Source
La police des lumières, surveiller Paris
Historien de la police urbaine
Maître de conférences en Histoire moderne à l’université Paul Valéry-Montpellier 3, Nicolas Vidoni travaille sur l’histoire des polices et l’histoire politique urbaine. Ici, il propose avec La Police des lumières un essai sur la naissance de la police à Paris, en étudiant bien sûr la lieutenance générale police, ancêtre de la préfecture de police de Paris. Il essaie de comprendre comment une institution de la monarchie s’est concilié la population et a aussi évolué en fonction d’elle.
Une police au sens large
D’abord, il s’agit de faire un peu de sémantique. La notion de « police » recoupe le maintien de l’ordre mais aussi la propreté des rues, l’éclairage public, la numérotation des maisons, la connaissance de l’espace urbain. Une notion protéiforme donc, en accord avec la définition du mot grec « polis », rapporté à une ville dont la population est évalué à un demi-million de personnes, la plus peuplée d’Europe à l’époque. Et cette ville fait peur, les élites se souvenant de la Fronde ou des émeutes de la Ligue.

Entrées fournies
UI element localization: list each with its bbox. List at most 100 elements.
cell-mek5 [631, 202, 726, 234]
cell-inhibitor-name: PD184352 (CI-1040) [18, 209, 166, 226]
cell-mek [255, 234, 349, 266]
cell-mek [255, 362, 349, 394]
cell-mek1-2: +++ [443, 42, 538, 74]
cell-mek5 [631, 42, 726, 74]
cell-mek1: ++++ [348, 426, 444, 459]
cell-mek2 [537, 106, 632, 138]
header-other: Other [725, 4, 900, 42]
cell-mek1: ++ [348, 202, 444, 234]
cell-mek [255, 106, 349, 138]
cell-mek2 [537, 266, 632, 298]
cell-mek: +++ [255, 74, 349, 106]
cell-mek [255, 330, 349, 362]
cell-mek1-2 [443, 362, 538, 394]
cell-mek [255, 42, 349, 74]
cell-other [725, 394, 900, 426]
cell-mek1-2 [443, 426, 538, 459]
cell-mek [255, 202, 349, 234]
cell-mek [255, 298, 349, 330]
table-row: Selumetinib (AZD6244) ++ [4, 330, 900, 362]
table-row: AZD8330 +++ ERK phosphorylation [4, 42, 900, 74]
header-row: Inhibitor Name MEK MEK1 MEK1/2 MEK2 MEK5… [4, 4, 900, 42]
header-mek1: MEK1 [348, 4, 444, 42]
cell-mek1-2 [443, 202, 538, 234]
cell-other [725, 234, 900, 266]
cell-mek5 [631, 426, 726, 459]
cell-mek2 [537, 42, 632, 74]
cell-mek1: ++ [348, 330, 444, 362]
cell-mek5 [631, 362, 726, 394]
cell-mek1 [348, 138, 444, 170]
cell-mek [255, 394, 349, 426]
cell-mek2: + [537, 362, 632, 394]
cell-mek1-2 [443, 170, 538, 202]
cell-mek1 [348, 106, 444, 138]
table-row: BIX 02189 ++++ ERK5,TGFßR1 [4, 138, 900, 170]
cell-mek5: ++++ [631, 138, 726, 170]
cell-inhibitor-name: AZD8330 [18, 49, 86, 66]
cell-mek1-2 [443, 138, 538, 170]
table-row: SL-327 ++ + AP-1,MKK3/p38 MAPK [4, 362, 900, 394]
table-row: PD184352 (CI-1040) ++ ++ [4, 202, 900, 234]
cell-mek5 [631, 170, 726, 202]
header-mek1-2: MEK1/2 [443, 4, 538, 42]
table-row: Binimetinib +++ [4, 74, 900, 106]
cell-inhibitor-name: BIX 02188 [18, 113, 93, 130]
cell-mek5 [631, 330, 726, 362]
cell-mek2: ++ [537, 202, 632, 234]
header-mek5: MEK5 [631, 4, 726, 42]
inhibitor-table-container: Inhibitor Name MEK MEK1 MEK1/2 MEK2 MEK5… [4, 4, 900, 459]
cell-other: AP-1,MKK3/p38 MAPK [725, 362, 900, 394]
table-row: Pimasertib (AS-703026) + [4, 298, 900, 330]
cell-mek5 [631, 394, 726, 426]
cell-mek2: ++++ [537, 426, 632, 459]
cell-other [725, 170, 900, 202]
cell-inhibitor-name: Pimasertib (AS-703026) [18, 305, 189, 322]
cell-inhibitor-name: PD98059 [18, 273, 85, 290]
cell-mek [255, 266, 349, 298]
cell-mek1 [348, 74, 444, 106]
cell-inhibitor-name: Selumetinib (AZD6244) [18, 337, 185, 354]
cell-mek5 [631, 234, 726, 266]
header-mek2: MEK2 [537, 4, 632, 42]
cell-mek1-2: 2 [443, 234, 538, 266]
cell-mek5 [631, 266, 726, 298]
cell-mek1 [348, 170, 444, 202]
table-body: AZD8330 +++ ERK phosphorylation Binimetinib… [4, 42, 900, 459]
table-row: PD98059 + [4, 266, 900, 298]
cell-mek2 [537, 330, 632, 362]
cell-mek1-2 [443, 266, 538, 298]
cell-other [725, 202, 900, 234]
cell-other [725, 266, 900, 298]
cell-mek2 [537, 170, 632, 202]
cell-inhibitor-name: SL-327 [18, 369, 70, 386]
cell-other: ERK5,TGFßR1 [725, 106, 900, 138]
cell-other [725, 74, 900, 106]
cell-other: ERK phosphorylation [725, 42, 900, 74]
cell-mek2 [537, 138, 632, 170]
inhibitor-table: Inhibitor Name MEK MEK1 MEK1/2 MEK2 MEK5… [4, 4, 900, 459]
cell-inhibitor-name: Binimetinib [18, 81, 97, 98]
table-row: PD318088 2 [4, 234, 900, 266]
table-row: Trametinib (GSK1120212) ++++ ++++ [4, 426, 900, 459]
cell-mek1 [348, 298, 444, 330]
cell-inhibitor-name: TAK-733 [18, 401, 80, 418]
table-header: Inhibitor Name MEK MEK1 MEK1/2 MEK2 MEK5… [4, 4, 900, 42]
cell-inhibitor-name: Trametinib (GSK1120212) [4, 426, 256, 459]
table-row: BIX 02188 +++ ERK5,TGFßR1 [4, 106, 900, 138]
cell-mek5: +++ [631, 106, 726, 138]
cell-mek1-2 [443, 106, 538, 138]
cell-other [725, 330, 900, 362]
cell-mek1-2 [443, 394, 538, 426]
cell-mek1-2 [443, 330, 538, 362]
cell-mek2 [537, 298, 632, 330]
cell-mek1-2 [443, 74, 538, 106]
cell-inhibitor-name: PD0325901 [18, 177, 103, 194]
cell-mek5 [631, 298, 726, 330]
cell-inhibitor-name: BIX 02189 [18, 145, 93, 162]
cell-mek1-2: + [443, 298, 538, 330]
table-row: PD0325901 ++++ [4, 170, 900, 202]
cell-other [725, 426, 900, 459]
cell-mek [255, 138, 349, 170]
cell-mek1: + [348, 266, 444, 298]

Consigne A
Répondez aux questions suivantes d'après le texte sur la police à Paris :
(i) Dans quelle université Nicolas Vidoni est-il maître de conférences ?
(ii) De quelle institution la lieutenance générale de police est-elle présentée comme l'ancêtre ?
(iii) À combien la population de la ville est-elle évaluée ?
Consigne B
Recopiez fidèlement le passage du texte sur la police à Paris qui va de « Une police au » jusqu'à « de la Ligue. » inclus.
Consigne C
Rédigez la suite du texte sur la police à Paris, après sa dernière phrase.

Réponse rédigée A
(i) L'université Paul Valéry-Montpellier 3.
(ii) La préfecture de police de Paris.
(iii) Un demi-million de personnes.

Réponse rédigée B
Une police au sens large
D’abord, il s’agit de faire un peu de sémantique. La notion de « police » recoupe le maintien de l’ordre mais aussi la propreté des rues, l’éclairage public, la numérotation des maisons, la connaissance de l’espace urbain. Une notion protéiforme donc, en accord avec la définition du mot grec « polis », rapporté à une ville dont la population est évalué à un demi-million de personnes, la plus peuplée d’Europe à l’époque. Et cette ville fait peur, les élites se souvenant de la Fronde ou des émeutes de la Ligue.

Réponse rédigée C
La lieutenance de police en action
Nicolas Vidoni démontre très bien comment le lieutenant de police, créé par Colbert en 1667, doit faire face à des tâches immenses. Il a peu d’effectifs, doit s’appuyer sur les bourgeois de Paris, traditionnellement chargés du maintien de l’ordre et composer avec une population souvent rétive. Peu à peu, la fonction s’étoffe, des hommes talentueux comme La Reynie ou d’Argenson occupent l’office. Par souci de salubrité publique, les cimetières sont déplacés à l’extérieur de la ville (les hommes de l’époque sont obsédés par la purification de l’air et la mort est vue comme une source de « pollution »). Les différents lieutenants obligent les parisiens à balayer les rues, passent des marchés (ancêtre de nos marchés publics) avec des entrepreneurs pour nettoyer les rues des immondices. Finalement nos préoccupations actuelles étaient déjà celles des hommes du XVIIIe siècle.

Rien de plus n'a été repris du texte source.